### READING PASSAGE
--- BEGIN ---

# secret compartments?



## 8jmwoodie (Jan 2, 2014)

Looking for ideas and plans to make jewelry sized box with multiple secret compartments. bottom hidden areas seem straight forward but would like some more ideas to incorporate..
:big_boss:


----------



## pagedeveloper (Sep 17, 2014)

*Hidden Areas*



8jmwoodie said:


> Looking for ideas and plans to make jewelry sized box with multiple secret compartments. bottom hidden areas seem straight forward but would like some more ideas to incorporate..
> :big_boss:


What I would do is start with a false bottom, or maybe something that opened on the side to give you access to something. Have the lid be a little on the taller side, and have a slider to open and give you access to put a ring, or watch..


----------



## neville9999 (Jul 22, 2010)

Secret Drawers that pull out of the base are always good, but these drawers have to be locked in some way so that they don't just fly out if the box is shaken, the thing is that secret drawers don't really hide anything as they can steal the whole box and throw it on the floor to get it open, my advice, put the effort into making it as nice as you can. N


----------



## Gsamiotes (Aug 20, 2012)

You might want to check out the WoodWhisperer web site. If I remember correctly, he put together an article, or video on that subject a little while back.

--- END ---

### COLLECTED DATA

--- BEGIN ---

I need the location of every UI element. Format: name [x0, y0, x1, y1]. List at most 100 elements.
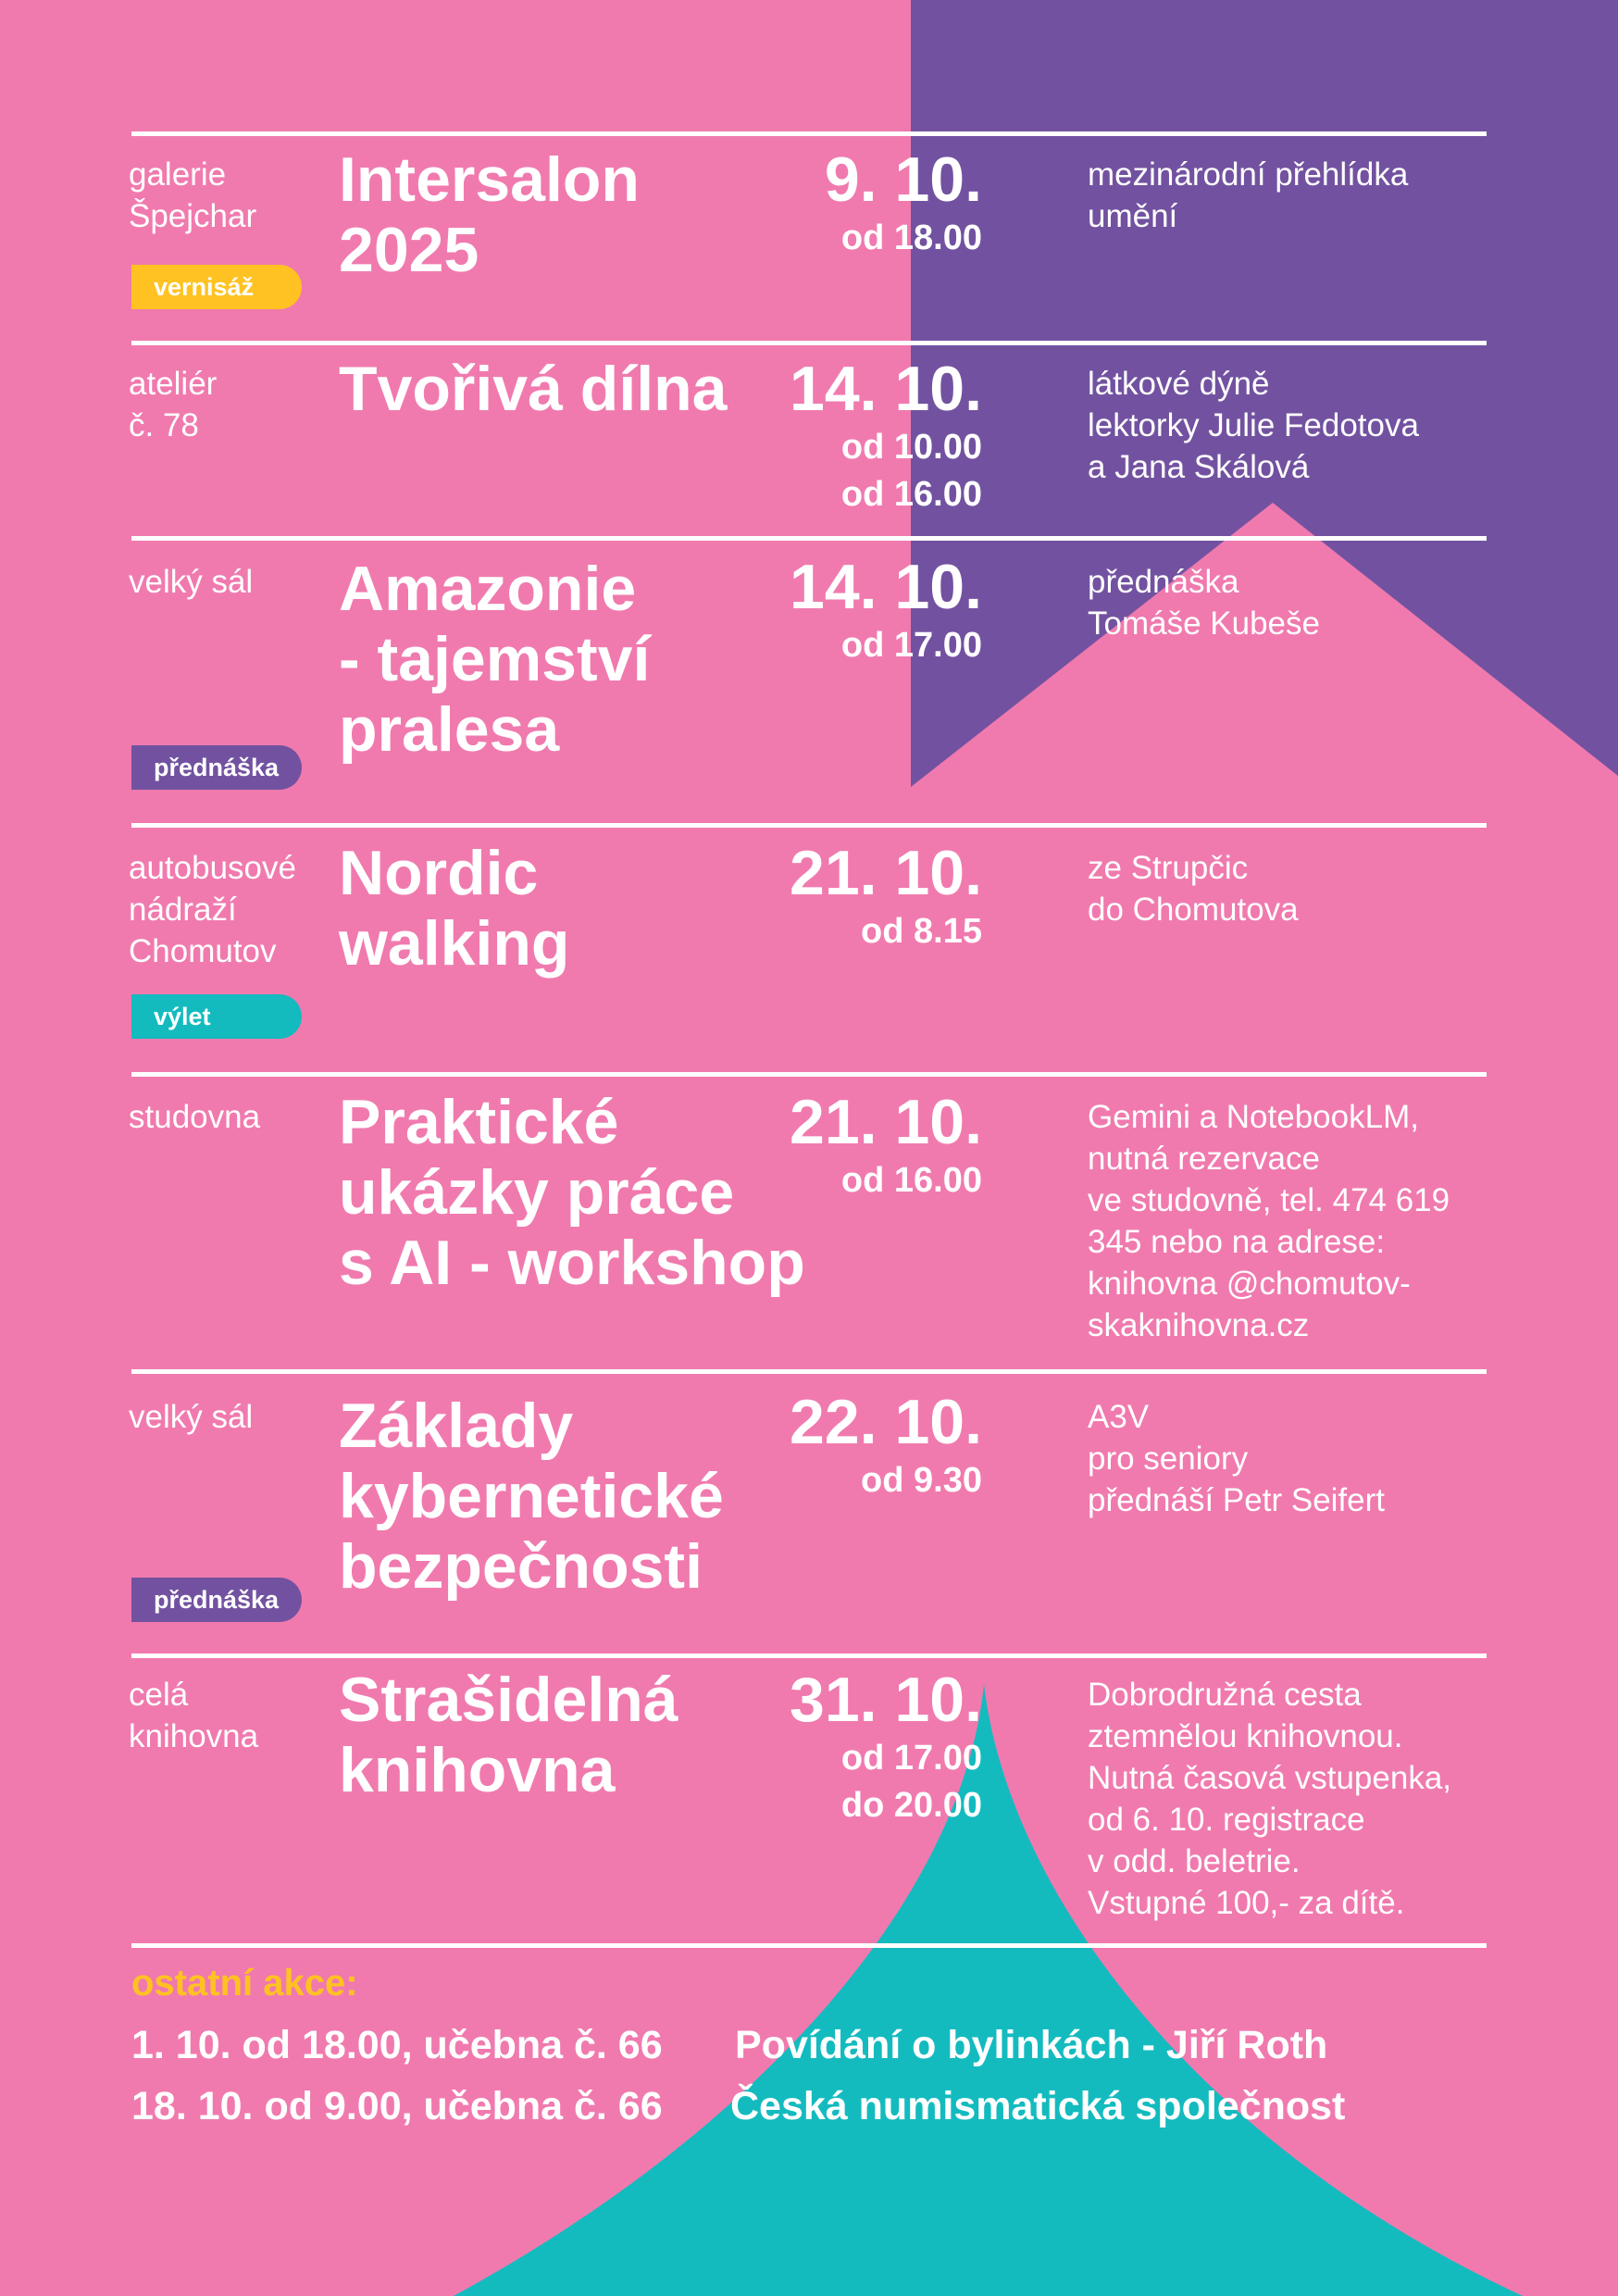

--- END ---

### WORK TO COMPLETE
Please pull out the passage of the forum thread on secret compartments starting at "## Gsamiotes (Aug" and ending at "little while back.", copying it word for word. You can set the material aside; it isn't needed here.

### EXERCISE RESPONSE
## Gsamiotes (Aug 20, 2012)

You might want to check out the WoodWhisperer web site. If I remember correctly, he put together an article, or video on that subject a little while back.